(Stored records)
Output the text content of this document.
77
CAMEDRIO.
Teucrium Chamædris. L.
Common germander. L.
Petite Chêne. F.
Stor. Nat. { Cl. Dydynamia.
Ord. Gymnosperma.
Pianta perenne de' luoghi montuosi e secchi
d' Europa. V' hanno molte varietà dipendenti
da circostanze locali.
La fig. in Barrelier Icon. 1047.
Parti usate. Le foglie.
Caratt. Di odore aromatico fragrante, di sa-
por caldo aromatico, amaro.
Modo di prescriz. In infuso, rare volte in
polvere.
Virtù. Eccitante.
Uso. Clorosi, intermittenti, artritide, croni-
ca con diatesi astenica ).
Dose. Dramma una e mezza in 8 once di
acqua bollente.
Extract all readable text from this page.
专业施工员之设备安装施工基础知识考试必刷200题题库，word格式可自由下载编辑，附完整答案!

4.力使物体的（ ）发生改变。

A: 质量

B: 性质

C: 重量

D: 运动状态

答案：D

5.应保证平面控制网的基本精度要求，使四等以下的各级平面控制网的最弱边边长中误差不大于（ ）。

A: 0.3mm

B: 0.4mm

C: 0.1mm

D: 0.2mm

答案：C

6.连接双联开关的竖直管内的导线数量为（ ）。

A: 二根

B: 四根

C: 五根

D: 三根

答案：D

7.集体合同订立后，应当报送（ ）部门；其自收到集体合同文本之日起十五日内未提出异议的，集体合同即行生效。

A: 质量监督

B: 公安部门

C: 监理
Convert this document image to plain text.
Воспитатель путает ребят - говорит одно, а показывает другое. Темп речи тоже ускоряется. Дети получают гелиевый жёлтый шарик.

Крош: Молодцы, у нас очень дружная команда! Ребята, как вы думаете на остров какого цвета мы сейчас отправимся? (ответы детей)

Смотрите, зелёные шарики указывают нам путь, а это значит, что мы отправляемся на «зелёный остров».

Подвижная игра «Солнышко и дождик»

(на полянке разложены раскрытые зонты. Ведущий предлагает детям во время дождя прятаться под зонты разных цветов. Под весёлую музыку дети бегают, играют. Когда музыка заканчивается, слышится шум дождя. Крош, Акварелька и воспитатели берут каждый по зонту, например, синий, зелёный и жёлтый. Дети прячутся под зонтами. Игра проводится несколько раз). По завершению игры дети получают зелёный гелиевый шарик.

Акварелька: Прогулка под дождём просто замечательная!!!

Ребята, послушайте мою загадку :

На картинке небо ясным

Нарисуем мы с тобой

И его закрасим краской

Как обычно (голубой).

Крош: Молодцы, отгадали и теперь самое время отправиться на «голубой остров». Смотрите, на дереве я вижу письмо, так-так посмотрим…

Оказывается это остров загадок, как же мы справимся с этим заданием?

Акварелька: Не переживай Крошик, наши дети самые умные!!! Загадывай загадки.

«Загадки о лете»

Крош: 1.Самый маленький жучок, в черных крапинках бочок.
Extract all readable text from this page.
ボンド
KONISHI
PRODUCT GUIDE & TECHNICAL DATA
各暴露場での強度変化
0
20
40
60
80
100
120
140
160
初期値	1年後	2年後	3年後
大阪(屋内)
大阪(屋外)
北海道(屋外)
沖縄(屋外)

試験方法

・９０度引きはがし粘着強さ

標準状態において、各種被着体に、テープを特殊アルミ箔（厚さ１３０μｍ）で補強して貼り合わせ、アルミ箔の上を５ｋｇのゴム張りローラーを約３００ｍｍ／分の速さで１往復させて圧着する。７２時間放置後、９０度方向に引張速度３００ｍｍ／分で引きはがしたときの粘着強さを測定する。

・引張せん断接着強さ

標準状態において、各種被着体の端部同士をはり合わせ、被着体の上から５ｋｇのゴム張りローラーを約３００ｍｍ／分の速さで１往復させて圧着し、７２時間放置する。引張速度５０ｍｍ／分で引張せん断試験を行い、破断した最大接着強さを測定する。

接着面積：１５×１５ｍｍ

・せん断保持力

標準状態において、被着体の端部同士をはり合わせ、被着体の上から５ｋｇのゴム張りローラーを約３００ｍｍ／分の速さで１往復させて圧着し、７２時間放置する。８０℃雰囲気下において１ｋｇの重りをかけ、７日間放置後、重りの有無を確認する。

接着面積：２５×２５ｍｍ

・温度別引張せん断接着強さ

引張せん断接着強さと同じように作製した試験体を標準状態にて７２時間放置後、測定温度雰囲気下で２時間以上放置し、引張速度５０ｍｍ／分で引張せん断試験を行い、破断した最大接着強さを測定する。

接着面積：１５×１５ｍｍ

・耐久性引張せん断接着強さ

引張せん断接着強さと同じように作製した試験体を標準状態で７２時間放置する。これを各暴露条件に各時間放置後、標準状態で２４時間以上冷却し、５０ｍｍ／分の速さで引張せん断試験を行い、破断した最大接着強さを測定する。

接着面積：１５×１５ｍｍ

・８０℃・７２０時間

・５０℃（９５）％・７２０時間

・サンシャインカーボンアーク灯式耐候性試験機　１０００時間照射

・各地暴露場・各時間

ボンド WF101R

▶ **SET TASK**
Your task is to quote the listing above word for word.

▶ **RESPONSE**
Output the text content of this document.
77
CAMEDRIO.
Teucrium Chamædris. L.
Common germander. L.
Petite Chêne. F.
Stor. Nat. { Cl. Dydynamia.
Ord. Gymnosperma.
Pianta perenne de' luoghi montuosi e secchi
d' Europa. V' hanno molte varietà dipendenti
da circostanze locali.
La fig. in Barrelier Icon. 1047.
Parti usate. Le foglie.
Caratt. Di odore aromatico fragrante, di sa-
por caldo aromatico, amaro.
Modo di prescriz. In infuso, rare volte in
polvere.
Virtù. Eccitante.
Uso. Clorosi, intermittenti, artritide, croni-
ca con diatesi astenica ).
Dose. Dramma una e mezza in 8 once di
acqua bollente.
Extract all readable text from this page.
专业施工员之设备安装施工基础知识考试必刷200题题库，word格式可自由下载编辑，附完整答案!

4.力使物体的（ ）发生改变。

A: 质量

B: 性质

C: 重量

D: 运动状态

答案：D

5.应保证平面控制网的基本精度要求，使四等以下的各级平面控制网的最弱边边长中误差不大于（ ）。

A: 0.3mm

B: 0.4mm

C: 0.1mm

D: 0.2mm

答案：C

6.连接双联开关的竖直管内的导线数量为（ ）。

A: 二根

B: 四根

C: 五根

D: 三根

答案：D

7.集体合同订立后，应当报送（ ）部门；其自收到集体合同文本之日起十五日内未提出异议的，集体合同即行生效。

A: 质量监督

B: 公安部门

C: 监理
Convert this document image to plain text.
Воспитатель путает ребят - говорит одно, а показывает другое. Темп речи тоже ускоряется. Дети получают гелиевый жёлтый шарик.

Крош: Молодцы, у нас очень дружная команда! Ребята, как вы думаете на остров какого цвета мы сейчас отправимся? (ответы детей)

Смотрите, зелёные шарики указывают нам путь, а это значит, что мы отправляемся на «зелёный остров».

Подвижная игра «Солнышко и дождик»

(на полянке разложены раскрытые зонты. Ведущий предлагает детям во время дождя прятаться под зонты разных цветов. Под весёлую музыку дети бегают, играют. Когда музыка заканчивается, слышится шум дождя. Крош, Акварелька и воспитатели берут каждый по зонту, например, синий, зелёный и жёлтый. Дети прячутся под зонтами. Игра проводится несколько раз). По завершению игры дети получают зелёный гелиевый шарик.

Акварелька: Прогулка под дождём просто замечательная!!!

Ребята, послушайте мою загадку :

На картинке небо ясным

Нарисуем мы с тобой

И его закрасим краской

Как обычно (голубой).

Крош: Молодцы, отгадали и теперь самое время отправиться на «голубой остров». Смотрите, на дереве я вижу письмо, так-так посмотрим…

Оказывается это остров загадок, как же мы справимся с этим заданием?

Акварелька: Не переживай Крошик, наши дети самые умные!!! Загадывай загадки.

«Загадки о лете»

Крош: 1.Самый маленький жучок, в черных крапинках бочок.
Extract all readable text from this page.
ボンド
KONISHI
PRODUCT GUIDE & TECHNICAL DATA
各暴露場での強度変化
0
20
40
60
80
100
120
140
160
初期値	1年後	2年後	3年後
大阪(屋内)
大阪(屋外)
北海道(屋外)
沖縄(屋外)

試験方法

・９０度引きはがし粘着強さ

標準状態において、各種被着体に、テープを特殊アルミ箔（厚さ１３０μｍ）で補強して貼り合わせ、アルミ箔の上を５ｋｇのゴム張りローラーを約３００ｍｍ／分の速さで１往復させて圧着する。７２時間放置後、９０度方向に引張速度３００ｍｍ／分で引きはがしたときの粘着強さを測定する。

・引張せん断接着強さ

標準状態において、各種被着体の端部同士をはり合わせ、被着体の上から５ｋｇのゴム張りローラーを約３００ｍｍ／分の速さで１往復させて圧着し、７２時間放置する。引張速度５０ｍｍ／分で引張せん断試験を行い、破断した最大接着強さを測定する。

接着面積：１５×１５ｍｍ

・せん断保持力

標準状態において、被着体の端部同士をはり合わせ、被着体の上から５ｋｇのゴム張りローラーを約３００ｍｍ／分の速さで１往復させて圧着し、７２時間放置する。８０℃雰囲気下において１ｋｇの重りをかけ、７日間放置後、重りの有無を確認する。

接着面積：２５×２５ｍｍ

・温度別引張せん断接着強さ

引張せん断接着強さと同じように作製した試験体を標準状態にて７２時間放置後、測定温度雰囲気下で２時間以上放置し、引張速度５０ｍｍ／分で引張せん断試験を行い、破断した最大接着強さを測定する。

接着面積：１５×１５ｍｍ

・耐久性引張せん断接着強さ

引張せん断接着強さと同じように作製した試験体を標準状態で７２時間放置する。これを各暴露条件に各時間放置後、標準状態で２４時間以上冷却し、５０ｍｍ／分の速さで引張せん断試験を行い、破断した最大接着強さを測定する。

接着面積：１５×１５ｍｍ

・８０℃・７２０時間

・５０℃（９５）％・７２０時間

・サンシャインカーボンアーク灯式耐候性試験機　１０００時間照射

・各地暴露場・各時間

ボンド WF101R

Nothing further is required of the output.